** begin **

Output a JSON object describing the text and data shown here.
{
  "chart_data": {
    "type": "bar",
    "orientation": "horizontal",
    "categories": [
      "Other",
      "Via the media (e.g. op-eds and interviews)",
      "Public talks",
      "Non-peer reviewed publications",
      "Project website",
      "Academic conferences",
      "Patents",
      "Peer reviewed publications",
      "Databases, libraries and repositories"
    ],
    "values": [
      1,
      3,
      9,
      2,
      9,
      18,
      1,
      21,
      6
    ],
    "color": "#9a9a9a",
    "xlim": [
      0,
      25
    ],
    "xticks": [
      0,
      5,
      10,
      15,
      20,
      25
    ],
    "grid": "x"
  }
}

** end **

▸ PROBLEM
Copy out the full material exactly as it appears.

▸ PROBLEM SOLUTION
Output a JSON object describing the text and data shown here.
{
  "chart_data": {
    "type": "bar",
    "orientation": "horizontal",
    "categories": [
      "Other",
      "Via the media (e.g. op-eds and interviews)",
      "Public talks",
      "Non-peer reviewed publications",
      "Project website",
      "Academic conferences",
      "Patents",
      "Peer reviewed publications",
      "Databases, libraries and repositories"
    ],
    "values": [
      1,
      3,
      9,
      2,
      9,
      18,
      1,
      21,
      6
    ],
    "color": "#9a9a9a",
    "xlim": [
      0,
      25
    ],
    "xticks": [
      0,
      5,
      10,
      15,
      20,
      25
    ],
    "grid": "x"
  }
}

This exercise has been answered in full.